# Supplied entries:
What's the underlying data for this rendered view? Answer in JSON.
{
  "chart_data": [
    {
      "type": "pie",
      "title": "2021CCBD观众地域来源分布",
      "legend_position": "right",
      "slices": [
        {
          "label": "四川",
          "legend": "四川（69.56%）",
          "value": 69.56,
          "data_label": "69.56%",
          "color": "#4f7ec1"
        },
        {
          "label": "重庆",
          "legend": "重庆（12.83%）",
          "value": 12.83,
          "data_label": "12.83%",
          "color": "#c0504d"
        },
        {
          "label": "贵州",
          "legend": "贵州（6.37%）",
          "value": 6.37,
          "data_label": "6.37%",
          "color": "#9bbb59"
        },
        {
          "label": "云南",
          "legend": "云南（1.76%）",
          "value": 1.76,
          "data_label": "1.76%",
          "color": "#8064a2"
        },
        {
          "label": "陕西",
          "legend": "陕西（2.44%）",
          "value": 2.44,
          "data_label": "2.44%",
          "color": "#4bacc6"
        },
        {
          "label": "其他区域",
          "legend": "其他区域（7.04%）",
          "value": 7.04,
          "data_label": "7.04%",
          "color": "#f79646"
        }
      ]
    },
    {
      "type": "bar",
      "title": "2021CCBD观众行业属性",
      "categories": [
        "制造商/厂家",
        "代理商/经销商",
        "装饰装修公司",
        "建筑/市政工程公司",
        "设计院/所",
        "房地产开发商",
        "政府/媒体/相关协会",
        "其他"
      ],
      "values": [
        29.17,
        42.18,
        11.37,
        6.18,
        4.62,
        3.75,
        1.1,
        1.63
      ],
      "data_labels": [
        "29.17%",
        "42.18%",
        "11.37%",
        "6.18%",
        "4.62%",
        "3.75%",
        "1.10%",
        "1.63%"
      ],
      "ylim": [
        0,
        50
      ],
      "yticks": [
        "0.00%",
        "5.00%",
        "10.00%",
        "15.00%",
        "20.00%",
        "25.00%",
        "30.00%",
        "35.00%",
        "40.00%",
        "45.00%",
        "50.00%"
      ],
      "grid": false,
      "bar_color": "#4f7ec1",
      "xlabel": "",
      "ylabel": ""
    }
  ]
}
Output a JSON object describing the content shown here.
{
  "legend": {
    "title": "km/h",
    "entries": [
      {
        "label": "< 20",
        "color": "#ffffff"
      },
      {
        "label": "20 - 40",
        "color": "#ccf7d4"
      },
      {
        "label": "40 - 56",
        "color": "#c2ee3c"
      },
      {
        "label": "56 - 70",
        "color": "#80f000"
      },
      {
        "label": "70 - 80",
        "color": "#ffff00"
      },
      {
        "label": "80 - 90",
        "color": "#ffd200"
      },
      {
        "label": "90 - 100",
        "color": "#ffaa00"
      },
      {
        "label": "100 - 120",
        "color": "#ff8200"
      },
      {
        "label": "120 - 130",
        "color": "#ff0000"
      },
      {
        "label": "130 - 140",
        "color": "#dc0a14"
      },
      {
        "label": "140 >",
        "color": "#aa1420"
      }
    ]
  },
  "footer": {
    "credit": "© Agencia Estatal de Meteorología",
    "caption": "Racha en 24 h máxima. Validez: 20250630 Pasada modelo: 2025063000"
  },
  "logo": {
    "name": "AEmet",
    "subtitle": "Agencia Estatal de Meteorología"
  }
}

# Given exercise:
Write out the material exactly as given.

# Final result:
What's the underlying data for this rendered view? Answer in JSON.
{
  "chart_data": [
    {
      "type": "pie",
      "title": "2021CCBD观众地域来源分布",
      "legend_position": "right",
      "slices": [
        {
          "label": "四川",
          "legend": "四川（69.56%）",
          "value": 69.56,
          "data_label": "69.56%",
          "color": "#4f7ec1"
        },
        {
          "label": "重庆",
          "legend": "重庆（12.83%）",
          "value": 12.83,
          "data_label": "12.83%",
          "color": "#c0504d"
        },
        {
          "label": "贵州",
          "legend": "贵州（6.37%）",
          "value": 6.37,
          "data_label": "6.37%",
          "color": "#9bbb59"
        },
        {
          "label": "云南",
          "legend": "云南（1.76%）",
          "value": 1.76,
          "data_label": "1.76%",
          "color": "#8064a2"
        },
        {
          "label": "陕西",
          "legend": "陕西（2.44%）",
          "value": 2.44,
          "data_label": "2.44%",
          "color": "#4bacc6"
        },
        {
          "label": "其他区域",
          "legend": "其他区域（7.04%）",
          "value": 7.04,
          "data_label": "7.04%",
          "color": "#f79646"
        }
      ]
    },
    {
      "type": "bar",
      "title": "2021CCBD观众行业属性",
      "categories": [
        "制造商/厂家",
        "代理商/经销商",
        "装饰装修公司",
        "建筑/市政工程公司",
        "设计院/所",
        "房地产开发商",
        "政府/媒体/相关协会",
        "其他"
      ],
      "values": [
        29.17,
        42.18,
        11.37,
        6.18,
        4.62,
        3.75,
        1.1,
        1.63
      ],
      "data_labels": [
        "29.17%",
        "42.18%",
        "11.37%",
        "6.18%",
        "4.62%",
        "3.75%",
        "1.10%",
        "1.63%"
      ],
      "ylim": [
        0,
        50
      ],
      "yticks": [
        "0.00%",
        "5.00%",
        "10.00%",
        "15.00%",
        "20.00%",
        "25.00%",
        "30.00%",
        "35.00%",
        "40.00%",
        "45.00%",
        "50.00%"
      ],
      "grid": false,
      "bar_color": "#4f7ec1",
      "xlabel": "",
      "ylabel": ""
    }
  ]
}
Output a JSON object describing the content shown here.
{
  "legend": {
    "title": "km/h",
    "entries": [
      {
        "label": "< 20",
        "color": "#ffffff"
      },
      {
        "label": "20 - 40",
        "color": "#ccf7d4"
      },
      {
        "label": "40 - 56",
        "color": "#c2ee3c"
      },
      {
        "label": "56 - 70",
        "color": "#80f000"
      },
      {
        "label": "70 - 80",
        "color": "#ffff00"
      },
      {
        "label": "80 - 90",
        "color": "#ffd200"
      },
      {
        "label": "90 - 100",
        "color": "#ffaa00"
      },
      {
        "label": "100 - 120",
        "color": "#ff8200"
      },
      {
        "label": "120 - 130",
        "color": "#ff0000"
      },
      {
        "label": "130 - 140",
        "color": "#dc0a14"
      },
      {
        "label": "140 >",
        "color": "#aa1420"
      }
    ]
  },
  "footer": {
    "credit": "© Agencia Estatal de Meteorología",
    "caption": "Racha en 24 h máxima. Validez: 20250630 Pasada modelo: 2025063000"
  },
  "logo": {
    "name": "AEmet",
    "subtitle": "Agencia Estatal de Meteorología"
  }
}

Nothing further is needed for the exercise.